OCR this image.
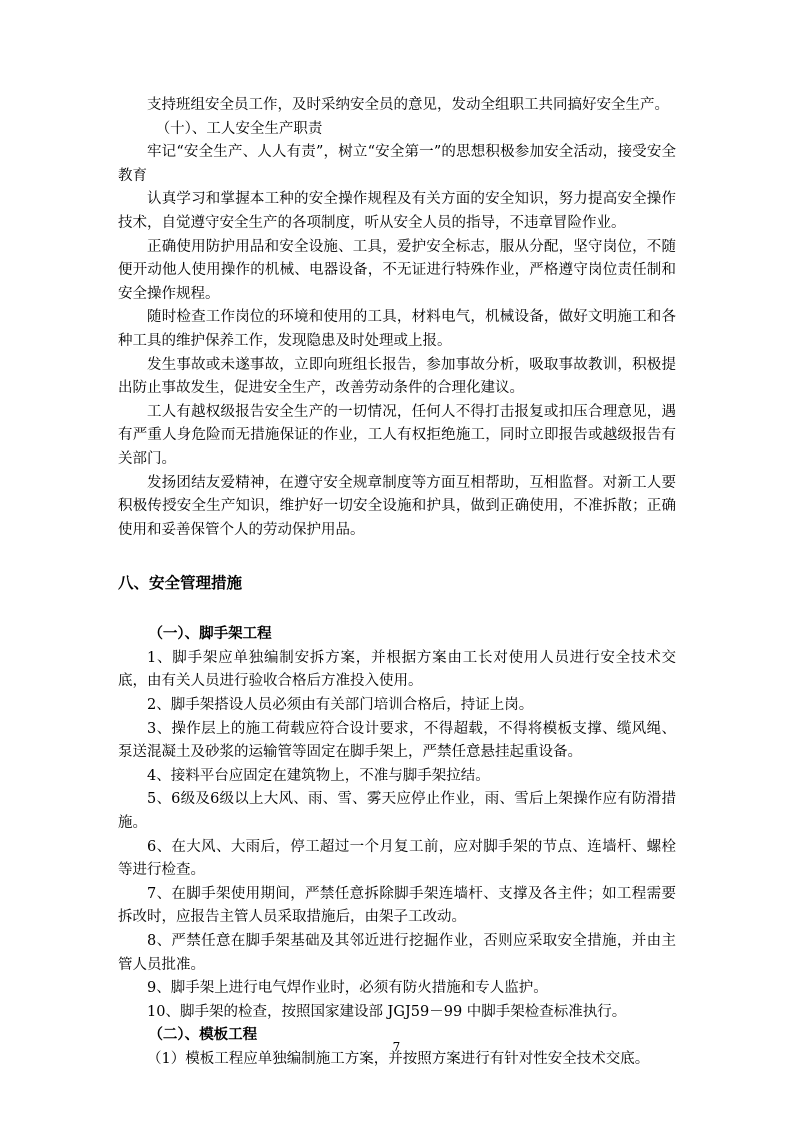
支持班组安全员工作，及时采纳安全员的意见，发动全组职工共同搞好安全生产。

（十）、工人安全生产职责

牢记“安全生产、人人有责”，树立“安全第一”的思想积极参加安全活动，接受安全教育

认真学习和掌握本工种的安全操作规程及有关方面的安全知识，努力提高安全操作技术，自觉遵守安全生产的各项制度，听从安全人员的指导，不违章冒险作业。

正确使用防护用品和安全设施、工具，爱护安全标志，服从分配，坚守岗位，不随便开动他人使用操作的机械、电器设备，不无证进行特殊作业，严格遵守岗位责任制和安全操作规程。

随时检查工作岗位的环境和使用的工具，材料电气，机械设备，做好文明施工和各种工具的维护保养工作，发现隐患及时处理或上报。

发生事故或未遂事故，立即向班组长报告，参加事故分析，吸取事故教训，积极提出防止事故发生，促进安全生产，改善劳动条件的合理化建议。

工人有越权级报告安全生产的一切情况，任何人不得打击报复或扣压合理意见，遇有严重人身危险而无措施保证的作业，工人有权拒绝施工，同时立即报告或越级报告有关部门。

发扬团结友爱精神，在遵守安全规章制度等方面互相帮助，互相监督。对新工人要积极传授安全生产知识，维护好一切安全设施和护具，做到正确使用，不准拆散；正确使用和妥善保管个人的劳动保护用品。

八、安全管理措施

（一）、脚手架工程

1、脚手架应单独编制安拆方案，并根据方案由工长对使用人员进行安全技术交底，由有关人员进行验收合格后方准投入使用。

2、脚手架搭设人员必须由有关部门培训合格后，持证上岗。

3、操作层上的施工荷载应符合设计要求，不得超载，不得将模板支撑、缆风绳、泵送混凝土及砂浆的运输管等固定在脚手架上，严禁任意悬挂起重设备。

4、接料平台应固定在建筑物上，不准与脚手架拉结。

5、6级及6级以上大风、雨、雪、雾天应停止作业，雨、雪后上架操作应有防滑措施。

6、在大风、大雨后，停工超过一个月复工前，应对脚手架的节点、连墙杆、螺栓等进行检查。

7、在脚手架使用期间，严禁任意拆除脚手架连墙杆、支撑及各主件；如工程需要拆改时，应报告主管人员采取措施后，由架子工改动。

8、严禁任意在脚手架基础及其邻近进行挖掘作业，否则应采取安全措施，并由主管人员批准。

9、脚手架上进行电气焊作业时，必须有防火措施和专人监护。

10、脚手架的检查，按照国家建设部 JGJ59－99 中脚手架检查标准执行。

（二）、模板工程

（1）模板工程应单独编制施工方案，并按照方案进行有针对性安全技术交底。

7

========================================================================

- _TASK PROMPT_:
Reproduce the listing above exactly, excluding all pictures.

- _WRITTEN ANSWER_:
OCR this image.
支持班组安全员工作，及时采纳安全员的意见，发动全组职工共同搞好安全生产。

（十）、工人安全生产职责

牢记“安全生产、人人有责”，树立“安全第一”的思想积极参加安全活动，接受安全教育

认真学习和掌握本工种的安全操作规程及有关方面的安全知识，努力提高安全操作技术，自觉遵守安全生产的各项制度，听从安全人员的指导，不违章冒险作业。

正确使用防护用品和安全设施、工具，爱护安全标志，服从分配，坚守岗位，不随便开动他人使用操作的机械、电器设备，不无证进行特殊作业，严格遵守岗位责任制和安全操作规程。

随时检查工作岗位的环境和使用的工具，材料电气，机械设备，做好文明施工和各种工具的维护保养工作，发现隐患及时处理或上报。

发生事故或未遂事故，立即向班组长报告，参加事故分析，吸取事故教训，积极提出防止事故发生，促进安全生产，改善劳动条件的合理化建议。

工人有越权级报告安全生产的一切情况，任何人不得打击报复或扣压合理意见，遇有严重人身危险而无措施保证的作业，工人有权拒绝施工，同时立即报告或越级报告有关部门。

发扬团结友爱精神，在遵守安全规章制度等方面互相帮助，互相监督。对新工人要积极传授安全生产知识，维护好一切安全设施和护具，做到正确使用，不准拆散；正确使用和妥善保管个人的劳动保护用品。

八、安全管理措施

（一）、脚手架工程

1、脚手架应单独编制安拆方案，并根据方案由工长对使用人员进行安全技术交底，由有关人员进行验收合格后方准投入使用。

2、脚手架搭设人员必须由有关部门培训合格后，持证上岗。

3、操作层上的施工荷载应符合设计要求，不得超载，不得将模板支撑、缆风绳、泵送混凝土及砂浆的运输管等固定在脚手架上，严禁任意悬挂起重设备。

4、接料平台应固定在建筑物上，不准与脚手架拉结。

5、6级及6级以上大风、雨、雪、雾天应停止作业，雨、雪后上架操作应有防滑措施。

6、在大风、大雨后，停工超过一个月复工前，应对脚手架的节点、连墙杆、螺栓等进行检查。

7、在脚手架使用期间，严禁任意拆除脚手架连墙杆、支撑及各主件；如工程需要拆改时，应报告主管人员采取措施后，由架子工改动。

8、严禁任意在脚手架基础及其邻近进行挖掘作业，否则应采取安全措施，并由主管人员批准。

9、脚手架上进行电气焊作业时，必须有防火措施和专人监护。

10、脚手架的检查，按照国家建设部 JGJ59－99 中脚手架检查标准执行。

（二）、模板工程

（1）模板工程应单独编制施工方案，并按照方案进行有针对性安全技术交底。

7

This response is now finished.